Well, let's take a step back and ask ourselves

When your partner doesn't want to get laid at the moment, do you retry him/her instantly 10 times in a row ?

I hope not, and the same goes for our use-case : an email service is unlikely to accept a new query 12ms after a failed one : it could be on an outage, or you could just have reached an API rate limit... In most cases, retrying instantly many times is actually both dangerous and ineffective.

Option C — The panacea (aka Delayed Exchange)

So our solution is working so far, but we encountered this new issue :

Requeuing almost instantly may be both dangerous and innefective.

So how does one wait before requeueing ?

We're using a new component called a Delayed Exchange as a "waiter" between retries. Check this out :

The panacea : DLW + delayed exchange

Pretty cool, huh ?

Key concepts

  • We're still using a DLX just like before
  • But this time we bound it to an intermediate queue 'error-queue'
    — this one is here to handle delays logic
  • We introduce a new 'wait-exchange' of type 'x-delayed-message'
    — it will store messages between retries
  • We move the 'requeue-queue' at the end of the chain
    - still responsible or requeuing logic

Some code

First, we create the new 'error-queue' bound to the DLX. Then we add the Delayed 'wait-exchange' and bind the 'requeue-queue' to it.

const amqpChannel = // connect and get it from connection

// Create exchange and queues
const [notifExchange, errorExchange] = await Promise.all([
  amqpChannel.assertExchange('notification-exchange', 'fanout'),
  amqpChannel.assertExchange('error-exchange', 'fanout'),
  // Our new delayed exchange
  amqpChannel.assertExchange('wait-exchange', 'x-delayed-message')
])
const [emailQueue, webhookQueue] = await Promise.all([
  amqpChannel.assertQueue('email-queue', {
    deadLetterExchange: 'error-exchange'
  }),
  amqpChannel.assertQueue('webhook-queue', {
    deadLetterExchange: 'error-exchange'
  }),
  // Our new error handling queue
  amqpChannel.assertQueue('error-queue'),
  amqpChannel.assertQueue('requeue-queue')
])

// Bind queues
await Promise.all([
  amqpChannel.bindQueue('email-queue', 'notification-exchange', ''),
  amqpChannel.bindQueue('webhook-queue', 'notification-exchange', ''),
  // New bindings with intermediate error queue
  amqpChannel.bindQueue('error-queue', 'error-exchange', ''),
  amqpChannel.bindQueue('requeue-queue', 'wait-exchange', '')
])

Then, we consume

const amqpChannel = // connect and get it from connection

// Consume email
await amqpChannel.consume('email-queue', (msg) => {
  try {
    await emailService.send(composeEmail(msg))
=======
*GOALS:*
• a. Please return the passage of the retry article starting at "When your partner" and ending at "dangerous and innefective.".
• b. Output as a numbered list, leaving out blank lines, the lines of the records starting at the first line and ending at the line that contains "wind-barb-flag bbox=[635, 154, 649, 162]", and only those lines.
The retry article and the records are unrelated.
=======
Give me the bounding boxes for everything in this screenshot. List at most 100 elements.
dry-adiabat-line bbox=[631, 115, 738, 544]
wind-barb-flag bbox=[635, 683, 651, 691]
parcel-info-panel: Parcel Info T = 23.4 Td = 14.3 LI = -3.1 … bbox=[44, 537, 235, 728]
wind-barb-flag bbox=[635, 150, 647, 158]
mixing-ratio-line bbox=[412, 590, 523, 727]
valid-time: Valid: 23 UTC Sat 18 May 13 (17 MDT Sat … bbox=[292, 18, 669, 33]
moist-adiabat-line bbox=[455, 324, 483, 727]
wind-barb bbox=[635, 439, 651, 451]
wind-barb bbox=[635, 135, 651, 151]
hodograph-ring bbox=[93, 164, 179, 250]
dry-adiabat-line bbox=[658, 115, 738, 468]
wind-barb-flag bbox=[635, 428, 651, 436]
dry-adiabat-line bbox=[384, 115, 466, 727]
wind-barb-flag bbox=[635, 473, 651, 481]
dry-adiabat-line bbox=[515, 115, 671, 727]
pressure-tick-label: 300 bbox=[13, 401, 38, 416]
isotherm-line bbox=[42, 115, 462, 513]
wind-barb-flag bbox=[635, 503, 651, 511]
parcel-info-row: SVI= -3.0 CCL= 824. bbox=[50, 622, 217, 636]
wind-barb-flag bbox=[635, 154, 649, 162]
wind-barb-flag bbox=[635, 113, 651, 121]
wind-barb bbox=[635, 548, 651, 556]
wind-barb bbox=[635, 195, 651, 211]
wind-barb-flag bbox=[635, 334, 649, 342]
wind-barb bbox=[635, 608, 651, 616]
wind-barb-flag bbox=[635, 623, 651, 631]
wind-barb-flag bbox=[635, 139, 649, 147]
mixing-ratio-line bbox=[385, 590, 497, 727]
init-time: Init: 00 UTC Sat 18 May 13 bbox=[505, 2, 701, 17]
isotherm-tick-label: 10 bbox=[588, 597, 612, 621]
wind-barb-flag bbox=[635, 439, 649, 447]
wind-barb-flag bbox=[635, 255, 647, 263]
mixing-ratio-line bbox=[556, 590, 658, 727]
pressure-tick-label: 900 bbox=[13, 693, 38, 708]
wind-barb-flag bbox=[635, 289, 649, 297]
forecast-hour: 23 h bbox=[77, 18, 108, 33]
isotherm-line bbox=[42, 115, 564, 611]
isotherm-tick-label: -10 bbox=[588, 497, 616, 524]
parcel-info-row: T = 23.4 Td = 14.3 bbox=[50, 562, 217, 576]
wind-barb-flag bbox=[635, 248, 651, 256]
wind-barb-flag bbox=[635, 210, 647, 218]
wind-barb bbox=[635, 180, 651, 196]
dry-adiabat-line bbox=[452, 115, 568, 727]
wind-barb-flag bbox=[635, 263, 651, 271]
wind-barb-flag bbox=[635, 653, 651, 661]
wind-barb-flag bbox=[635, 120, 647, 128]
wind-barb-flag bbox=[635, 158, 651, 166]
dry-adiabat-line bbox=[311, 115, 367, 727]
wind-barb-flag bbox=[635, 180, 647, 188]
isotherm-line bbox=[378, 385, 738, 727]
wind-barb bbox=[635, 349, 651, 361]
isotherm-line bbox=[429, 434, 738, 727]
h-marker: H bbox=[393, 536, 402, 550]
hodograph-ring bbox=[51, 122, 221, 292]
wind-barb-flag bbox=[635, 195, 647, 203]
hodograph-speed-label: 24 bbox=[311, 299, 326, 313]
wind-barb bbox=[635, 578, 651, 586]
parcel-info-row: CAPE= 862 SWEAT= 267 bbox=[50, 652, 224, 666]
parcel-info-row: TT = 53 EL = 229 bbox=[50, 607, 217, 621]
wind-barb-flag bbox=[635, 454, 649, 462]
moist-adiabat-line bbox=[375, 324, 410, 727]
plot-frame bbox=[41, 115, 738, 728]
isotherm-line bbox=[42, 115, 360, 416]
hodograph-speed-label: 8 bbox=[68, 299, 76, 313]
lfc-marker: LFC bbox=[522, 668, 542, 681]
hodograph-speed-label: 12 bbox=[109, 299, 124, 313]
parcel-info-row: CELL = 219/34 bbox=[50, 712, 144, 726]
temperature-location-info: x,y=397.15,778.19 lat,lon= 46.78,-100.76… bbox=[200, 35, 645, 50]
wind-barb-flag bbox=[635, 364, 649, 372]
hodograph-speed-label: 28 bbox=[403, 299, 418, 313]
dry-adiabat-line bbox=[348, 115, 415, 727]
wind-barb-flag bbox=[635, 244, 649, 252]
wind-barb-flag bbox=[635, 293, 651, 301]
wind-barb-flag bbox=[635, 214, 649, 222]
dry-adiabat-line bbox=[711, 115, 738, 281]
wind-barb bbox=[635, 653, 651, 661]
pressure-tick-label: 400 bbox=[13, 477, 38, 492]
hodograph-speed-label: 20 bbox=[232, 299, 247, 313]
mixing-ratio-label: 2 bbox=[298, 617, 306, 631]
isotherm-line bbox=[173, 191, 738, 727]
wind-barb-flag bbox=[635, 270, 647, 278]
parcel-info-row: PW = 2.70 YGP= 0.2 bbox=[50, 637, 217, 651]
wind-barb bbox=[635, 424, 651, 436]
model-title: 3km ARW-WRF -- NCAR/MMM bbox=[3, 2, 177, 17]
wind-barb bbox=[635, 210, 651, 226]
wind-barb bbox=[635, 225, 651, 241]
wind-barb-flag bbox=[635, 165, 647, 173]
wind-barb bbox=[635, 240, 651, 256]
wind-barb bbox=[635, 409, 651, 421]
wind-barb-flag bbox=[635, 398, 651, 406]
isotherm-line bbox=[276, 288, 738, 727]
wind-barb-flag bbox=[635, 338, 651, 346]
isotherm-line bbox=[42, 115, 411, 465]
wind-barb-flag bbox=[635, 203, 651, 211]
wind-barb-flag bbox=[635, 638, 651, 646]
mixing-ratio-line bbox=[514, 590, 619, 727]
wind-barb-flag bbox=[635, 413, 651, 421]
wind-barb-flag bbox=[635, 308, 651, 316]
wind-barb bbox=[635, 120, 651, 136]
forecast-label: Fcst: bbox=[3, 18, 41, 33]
=======
*SOLUTIONS TO THE TASKS:*
• a.
When your partner doesn't want to get laid at the moment, do you retry him/her instantly 10 times in a row ?

I hope not, and the same goes for our use-case : an email service is unlikely to accept a new query 12ms after a failed one : it could be on an outage, or you could just have reached an API rate limit... In most cases, retrying instantly many times is actually both dangerous and ineffective.

Option C — The panacea (aka Delayed Exchange)

So our solution is working so far, but we encountered this new issue :

Requeuing almost instantly may be both dangerous and innefective.

• b.
1. Give me the bounding boxes for everything in this screenshot. List at most 100 elements.
2. dry-adiabat-line bbox=[631, 115, 738, 544]
3. wind-barb-flag bbox=[635, 683, 651, 691]
4. parcel-info-panel: Parcel Info T = 23.4 Td = 14.3 LI = -3.1 … bbox=[44, 537, 235, 728]
5. wind-barb-flag bbox=[635, 150, 647, 158]
6. mixing-ratio-line bbox=[412, 590, 523, 727]
7. valid-time: Valid: 23 UTC Sat 18 May 13 (17 MDT Sat … bbox=[292, 18, 669, 33]
8. moist-adiabat-line bbox=[455, 324, 483, 727]
9. wind-barb bbox=[635, 439, 651, 451]
10. wind-barb bbox=[635, 135, 651, 151]
11. hodograph-ring bbox=[93, 164, 179, 250]
12. dry-adiabat-line bbox=[658, 115, 738, 468]
13. wind-barb-flag bbox=[635, 428, 651, 436]
14. dry-adiabat-line bbox=[384, 115, 466, 727]
15. wind-barb-flag bbox=[635, 473, 651, 481]
16. dry-adiabat-line bbox=[515, 115, 671, 727]
17. pressure-tick-label: 300 bbox=[13, 401, 38, 416]
18. isotherm-line bbox=[42, 115, 462, 513]
19. wind-barb-flag bbox=[635, 503, 651, 511]
20. parcel-info-row: SVI= -3.0 CCL= 824. bbox=[50, 622, 217, 636]
21. wind-barb-flag bbox=[635, 154, 649, 162]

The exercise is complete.